> _GIVEN REQUEST_: Output each entry that follows exactly. Images stay out.

> _WORKING DATA_:

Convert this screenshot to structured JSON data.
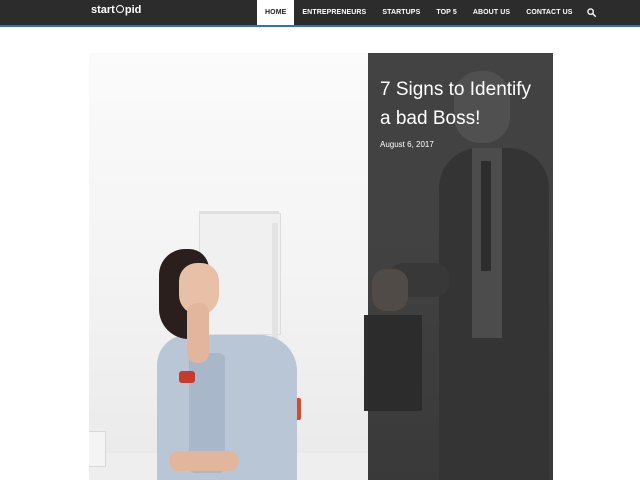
{
  "header": {
    "logo_text_start": "start",
    "logo_text_end": "pid",
    "nav": [
      {
        "label": "HOME",
        "active": true
      },
      {
        "label": "ENTREPRENEURS",
        "active": false
      },
      {
        "label": "STARTUPS",
        "active": false
      },
      {
        "label": "TOP 5",
        "active": false
      },
      {
        "label": "ABOUT US",
        "active": false
      },
      {
        "label": "CONTACT US",
        "active": false
      }
    ],
    "search_icon": "search-icon"
  },
  "featured": {
    "title": "7 Signs to Identify a bad Boss!",
    "date": "August 6, 2017"
  },
  "colors": {
    "header_bg": "#2c2c2c",
    "accent_border": "#2f6fd0",
    "overlay_panel": "#474747"
  }
}
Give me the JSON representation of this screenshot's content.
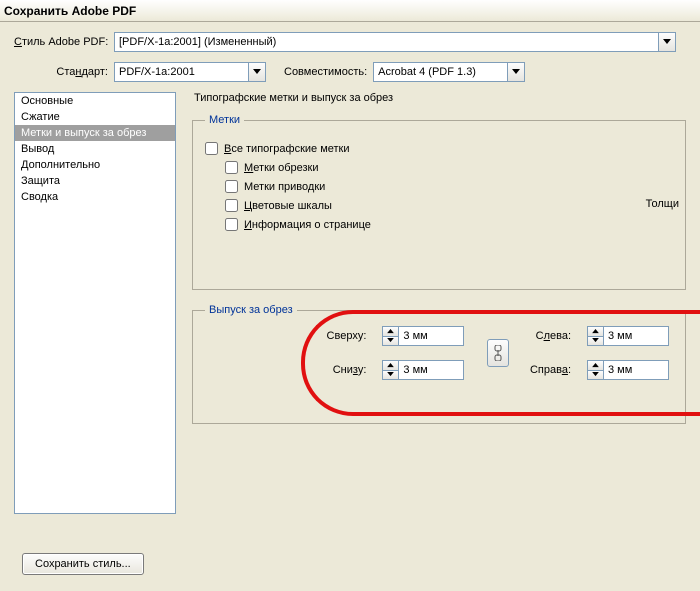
{
  "window_title": "Сохранить Adobe PDF",
  "style_row": {
    "label": "Стиль Adobe PDF:",
    "label_underline": "С",
    "value": "[PDF/X-1a:2001] (Измененный)"
  },
  "standard_row": {
    "label": "Стандарт:",
    "label_underline": "н",
    "value": "PDF/X-1a:2001"
  },
  "compat_row": {
    "label": "Совместимость:",
    "value": "Acrobat 4 (PDF 1.3)"
  },
  "sidebar": {
    "items": [
      "Основные",
      "Сжатие",
      "Метки и выпуск за обрез",
      "Вывод",
      "Дополнительно",
      "Защита",
      "Сводка"
    ],
    "selected_index": 2
  },
  "content": {
    "title": "Типографские метки и выпуск за обрез",
    "marks_group": {
      "legend": "Метки",
      "all": "Все типографские метки",
      "items": [
        "Метки обрезки",
        "Метки приводки",
        "Цветовые шкалы",
        "Информация о странице"
      ],
      "cutoff_right": "Толщи"
    },
    "bleed_group": {
      "legend": "Выпуск за обрез",
      "top_label": "Сверху:",
      "bottom_label": "Снизу:",
      "left_label": "Слева:",
      "right_label": "Справа:",
      "value": "3 мм"
    }
  },
  "save_style_button": "Сохранить стиль..."
}
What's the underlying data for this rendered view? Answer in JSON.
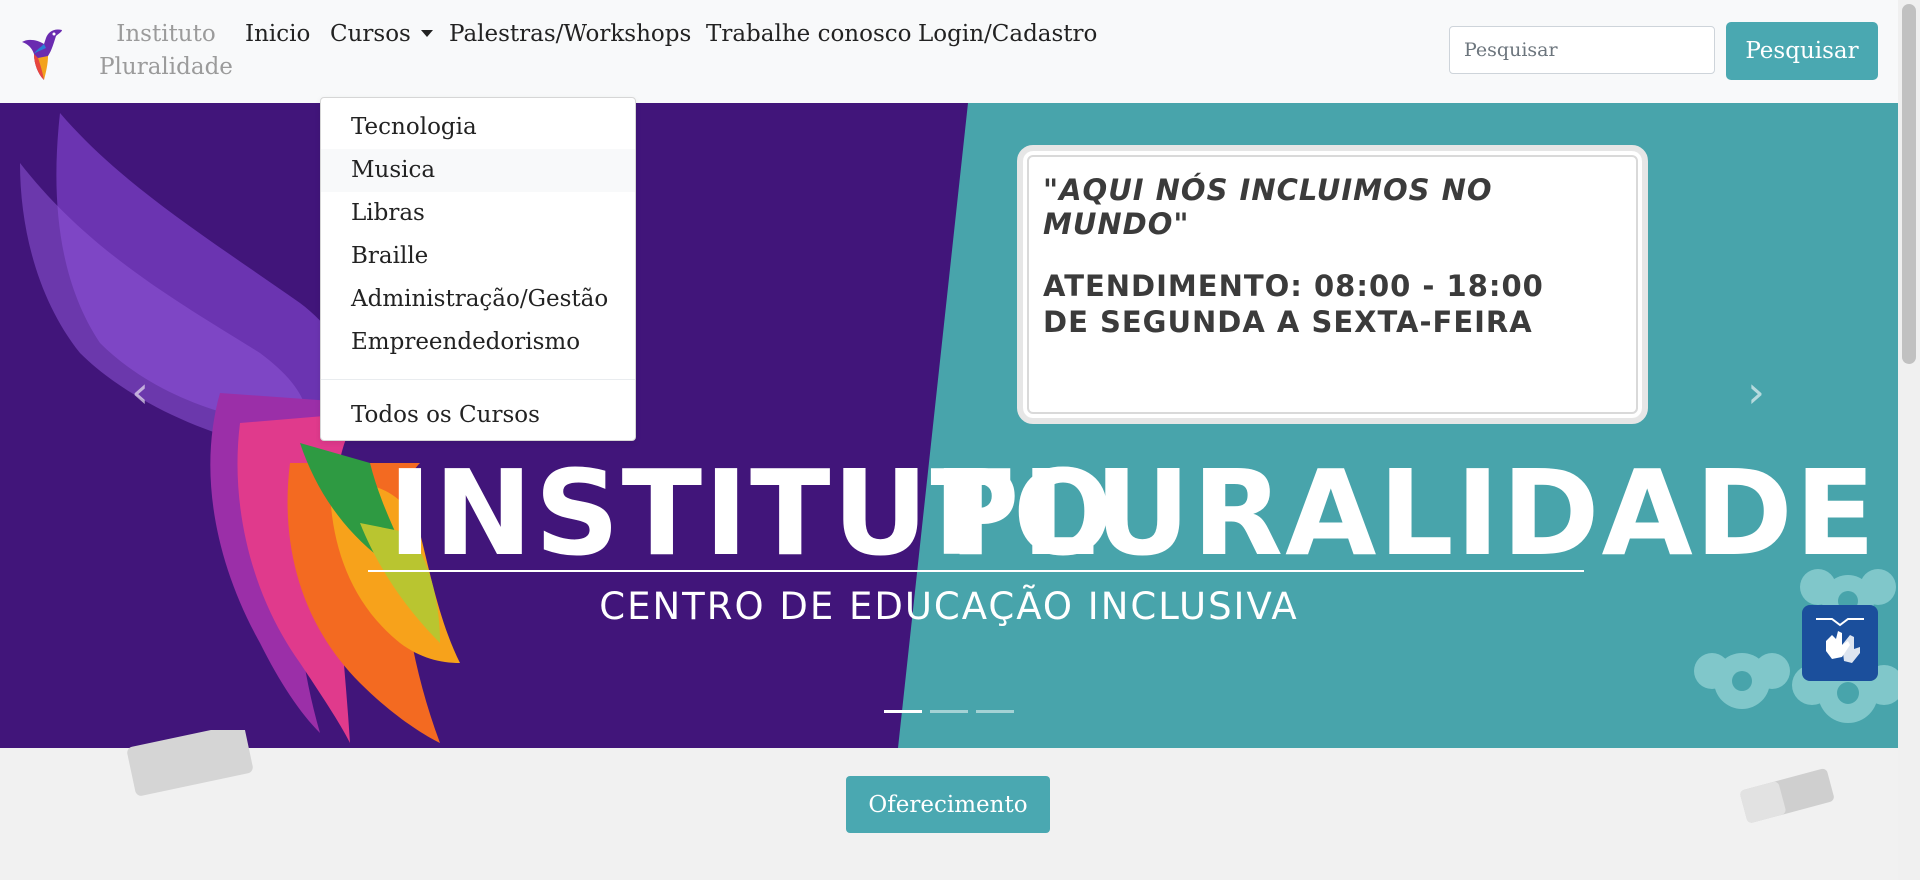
{
  "navbar": {
    "brand_line1": "Instituto",
    "brand_line2": "Pluralidade",
    "links": [
      "Inicio",
      "Cursos",
      "Palestras/Workshops",
      "Trabalhe conosco",
      "Login/Cadastro"
    ],
    "search_placeholder": "Pesquisar",
    "search_button": "Pesquisar"
  },
  "dropdown": {
    "items": [
      "Tecnologia",
      "Musica",
      "Libras",
      "Braille",
      "Administração/Gestão",
      "Empreendedorismo"
    ],
    "all_courses": "Todos os Cursos",
    "hovered_index": 1
  },
  "hero": {
    "quote": "\"AQUI NÓS INCLUIMOS NO MUNDO\"",
    "hours": "ATENDIMENTO: 08:00 - 18:00",
    "days": "DE SEGUNDA A SEXTA-FEIRA",
    "title_left": "INSTITUTO",
    "title_right": "PLURALIDADE",
    "subtitle": "CENTRO DE EDUCAÇÃO INCLUSIVA",
    "indicator_count": 3,
    "active_indicator": 0
  },
  "offer_button": "Oferecimento",
  "colors": {
    "accent": "#4aa8b1",
    "hero_purple": "#41157a",
    "hero_teal": "#48a4ab",
    "libras_blue": "#1b4f9c"
  },
  "icons": [
    "hummingbird-logo-icon",
    "chevron-down-icon",
    "chevron-left-icon",
    "chevron-right-icon",
    "sign-language-hands-icon"
  ]
}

> _FULL RESPONSE_:
Convert this screenshot to structured JSON data.
{
  "header": {
    "logo_text_start": "start",
    "logo_text_end": "pid",
    "nav": [
      {
        "label": "HOME",
        "active": true
      },
      {
        "label": "ENTREPRENEURS",
        "active": false
      },
      {
        "label": "STARTUPS",
        "active": false
      },
      {
        "label": "TOP 5",
        "active": false
      },
      {
        "label": "ABOUT US",
        "active": false
      },
      {
        "label": "CONTACT US",
        "active": false
      }
    ],
    "search_icon": "search-icon"
  },
  "featured": {
    "title": "7 Signs to Identify a bad Boss!",
    "date": "August 6, 2017"
  },
  "colors": {
    "header_bg": "#2c2c2c",
    "accent_border": "#2f6fd0",
    "overlay_panel": "#474747"
  }
}
Give me the JSON representation of this screenshot's content.
{
  "window_title": "Сохранить Adobe PDF",
  "style_row": {
    "label": "Стиль Adobe PDF:",
    "label_underline": "С",
    "value": "[PDF/X-1a:2001] (Измененный)"
  },
  "standard_row": {
    "label": "Стандарт:",
    "label_underline": "н",
    "value": "PDF/X-1a:2001"
  },
  "compat_row": {
    "label": "Совместимость:",
    "value": "Acrobat 4 (PDF 1.3)"
  },
  "sidebar": {
    "items": [
      "Основные",
      "Сжатие",
      "Метки и выпуск за обрез",
      "Вывод",
      "Дополнительно",
      "Защита",
      "Сводка"
    ],
    "selected_index": 2
  },
  "content": {
    "title": "Типографские метки и выпуск за обрез",
    "marks_group": {
      "legend": "Метки",
      "all": "Все типографские метки",
      "items": [
        "Метки обрезки",
        "Метки приводки",
        "Цветовые шкалы",
        "Информация о странице"
      ],
      "cutoff_right": "Толщи"
    },
    "bleed_group": {
      "legend": "Выпуск за обрез",
      "top_label": "Сверху:",
      "bottom_label": "Снизу:",
      "left_label": "Слева:",
      "right_label": "Справа:",
      "value": "3 мм"
    }
  },
  "save_style_button": "Сохранить стиль..."
}
What's the underlying data for this rendered view? Answer in JSON.
{
  "navbar": {
    "brand_line1": "Instituto",
    "brand_line2": "Pluralidade",
    "links": [
      "Inicio",
      "Cursos",
      "Palestras/Workshops",
      "Trabalhe conosco",
      "Login/Cadastro"
    ],
    "search_placeholder": "Pesquisar",
    "search_button": "Pesquisar"
  },
  "dropdown": {
    "items": [
      "Tecnologia",
      "Musica",
      "Libras",
      "Braille",
      "Administração/Gestão",
      "Empreendedorismo"
    ],
    "all_courses": "Todos os Cursos",
    "hovered_index": 1
  },
  "hero": {
    "quote": "\"AQUI NÓS INCLUIMOS NO MUNDO\"",
    "hours": "ATENDIMENTO: 08:00 - 18:00",
    "days": "DE SEGUNDA A SEXTA-FEIRA",
    "title_left": "INSTITUTO",
    "title_right": "PLURALIDADE",
    "subtitle": "CENTRO DE EDUCAÇÃO INCLUSIVA",
    "indicator_count": 3,
    "active_indicator": 0
  },
  "offer_button": "Oferecimento",
  "colors": {
    "accent": "#4aa8b1",
    "hero_purple": "#41157a",
    "hero_teal": "#48a4ab",
    "libras_blue": "#1b4f9c"
  },
  "icons": [
    "hummingbird-logo-icon",
    "chevron-down-icon",
    "chevron-left-icon",
    "chevron-right-icon",
    "sign-language-hands-icon"
  ]
}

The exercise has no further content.